Data records ->
★ ★ ★ ★ ★ ★ ★
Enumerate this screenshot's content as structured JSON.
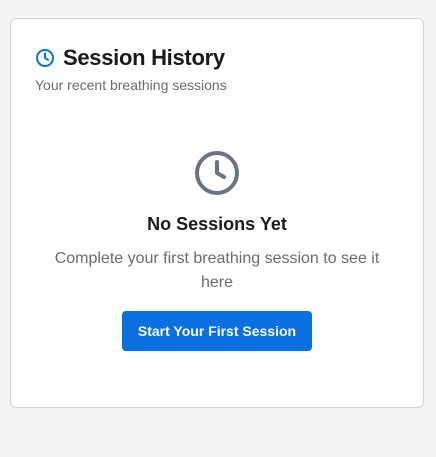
{
  "card": {
    "title": "Session History",
    "subtitle": "Your recent breathing sessions",
    "title_icon": "clock-icon"
  },
  "empty_state": {
    "icon": "clock-icon",
    "title": "No Sessions Yet",
    "message": "Complete your first breathing session to see it here",
    "button_label": "Start Your First Session"
  },
  "colors": {
    "accent": "#0b6fe0",
    "icon_gray": "#6b7280",
    "text_primary": "#1a1a1a",
    "text_secondary": "#6b6b6b",
    "border": "#d4d4d4",
    "background": "#f5f5f5"
  }
}
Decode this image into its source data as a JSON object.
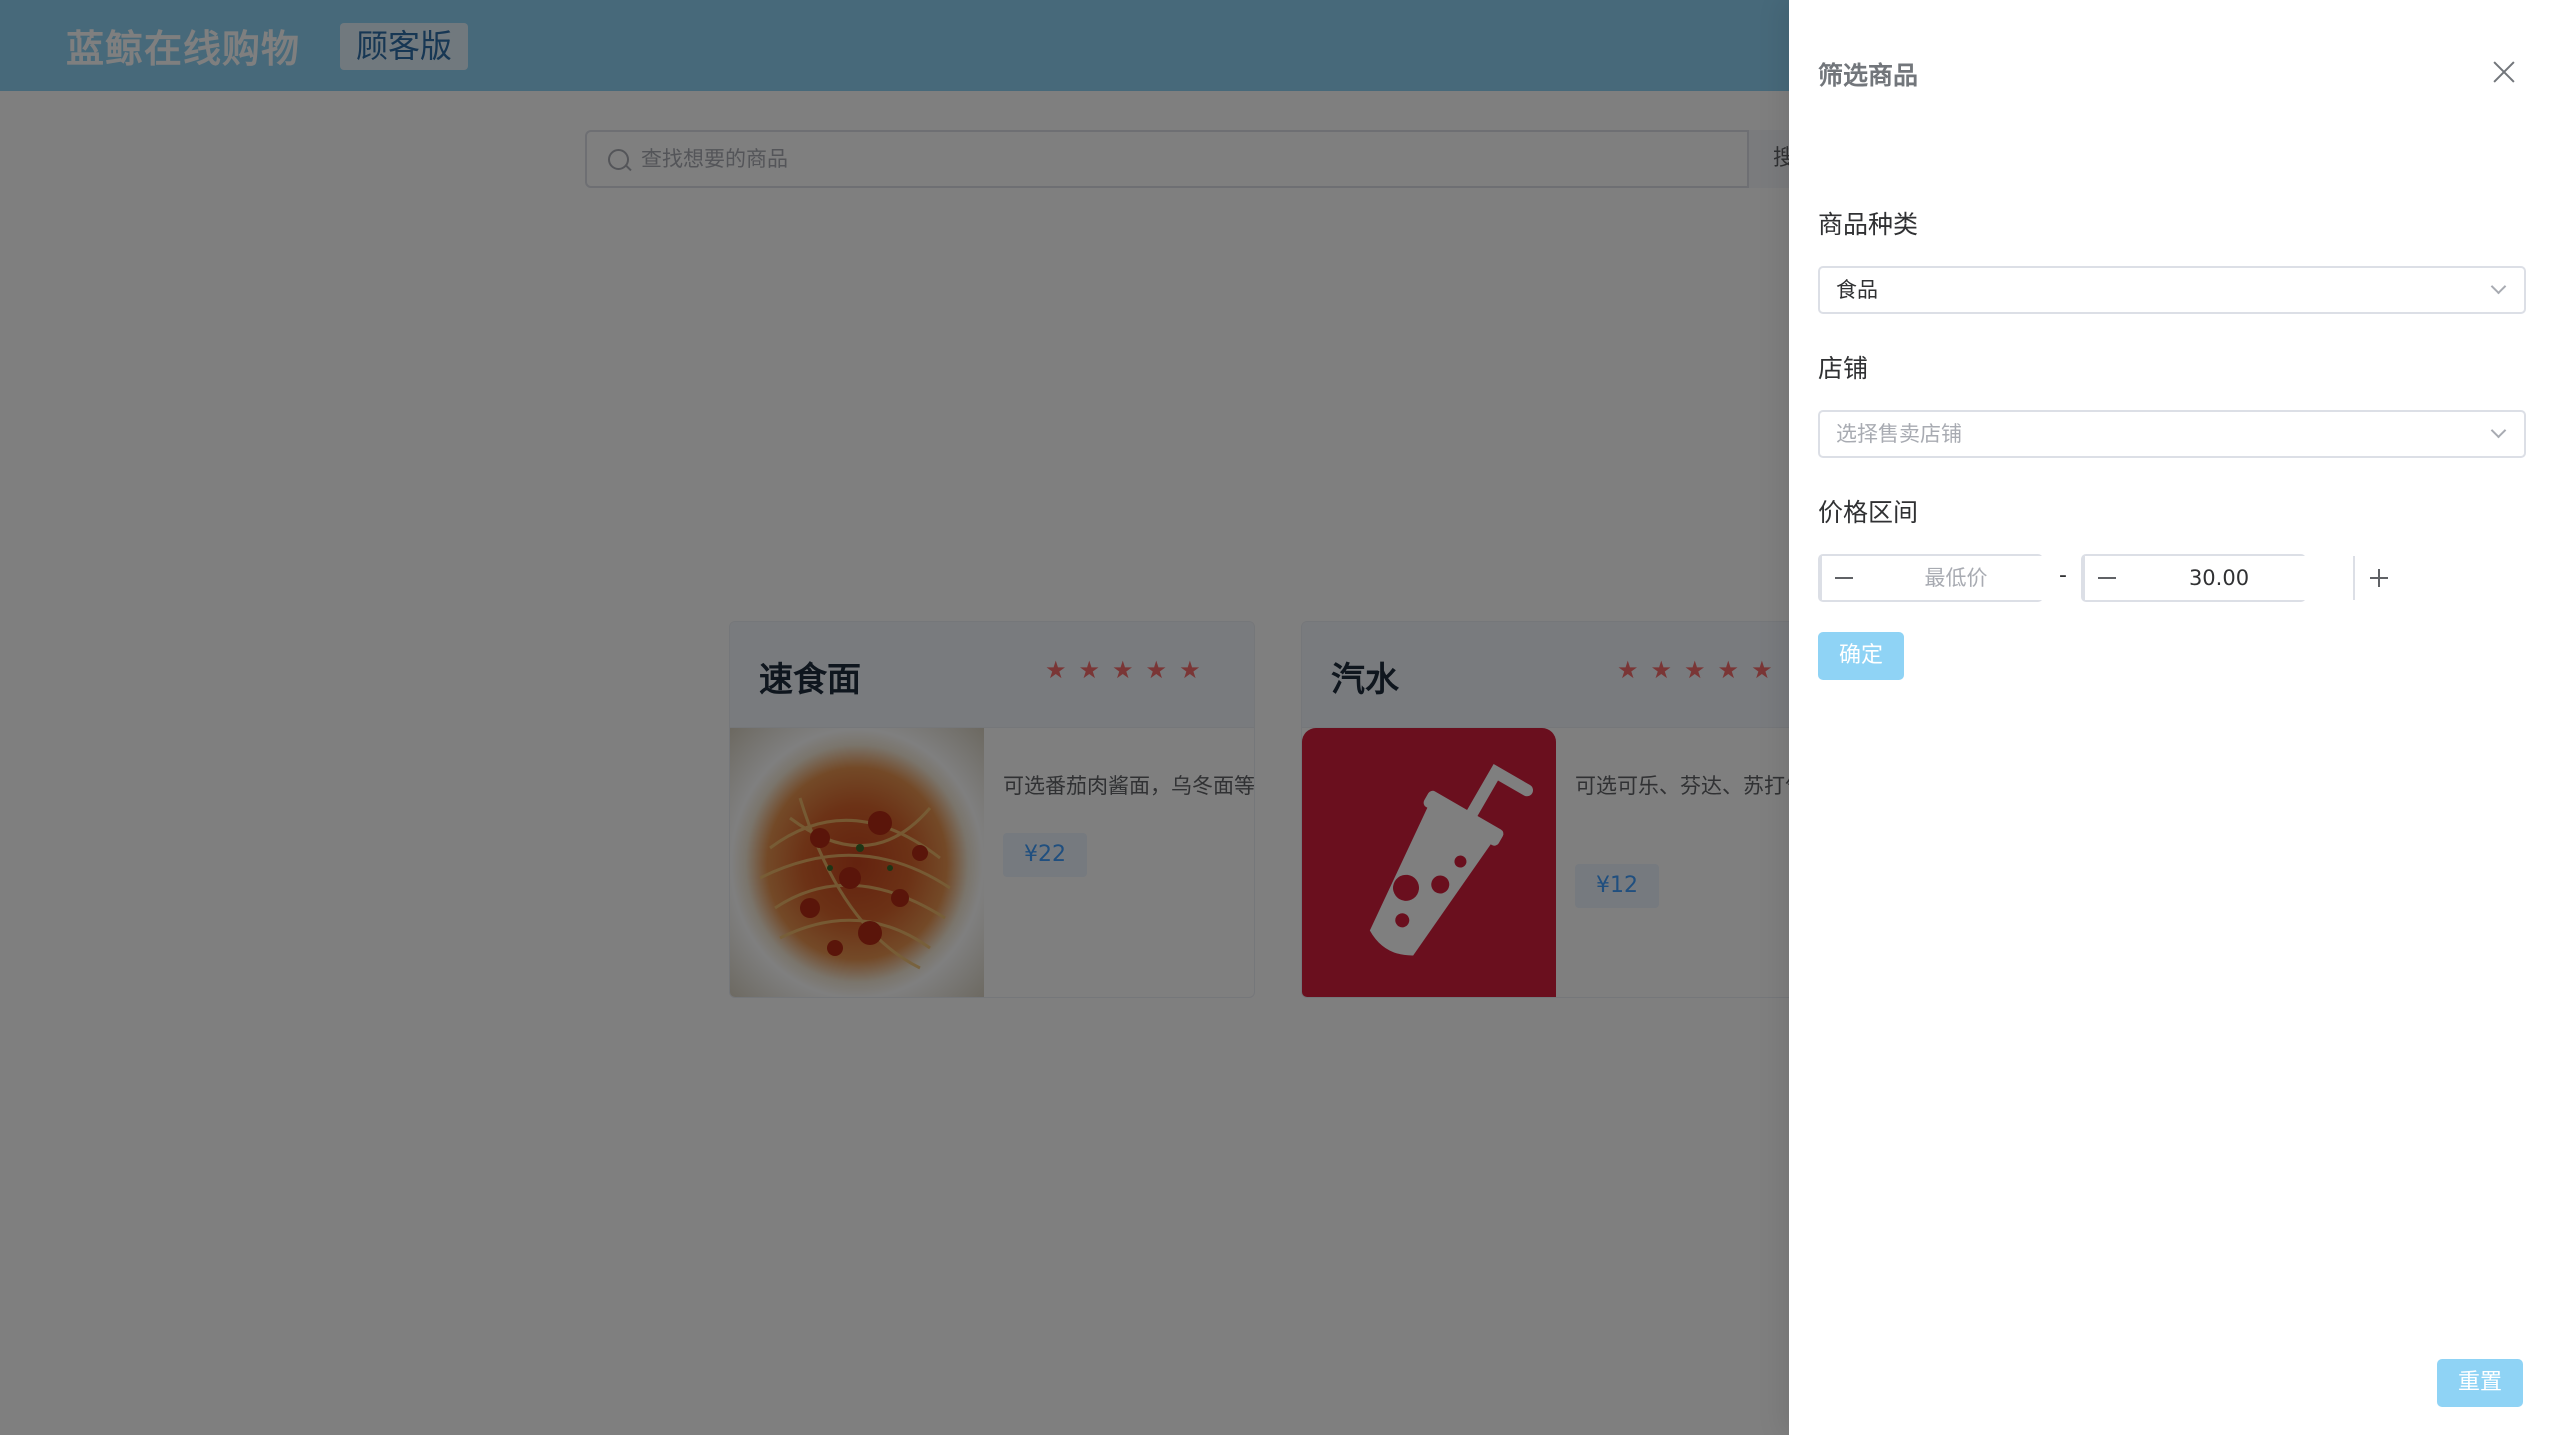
★ ★ ★ ★ ★ ★ ★
Quote the material exactly. Pictures stay out.

Enumerate this screenshot's content as structured JSON.
{
  "card": {
    "title": "Session History",
    "subtitle": "Your recent breathing sessions",
    "title_icon": "clock-icon"
  },
  "empty_state": {
    "icon": "clock-icon",
    "title": "No Sessions Yet",
    "message": "Complete your first breathing session to see it here",
    "button_label": "Start Your First Session"
  },
  "colors": {
    "accent": "#0b6fe0",
    "icon_gray": "#6b7280",
    "text_primary": "#1a1a1a",
    "text_secondary": "#6b6b6b",
    "border": "#d4d4d4",
    "background": "#f5f5f5"
  }
}
Decode this image into its source data as a JSON object.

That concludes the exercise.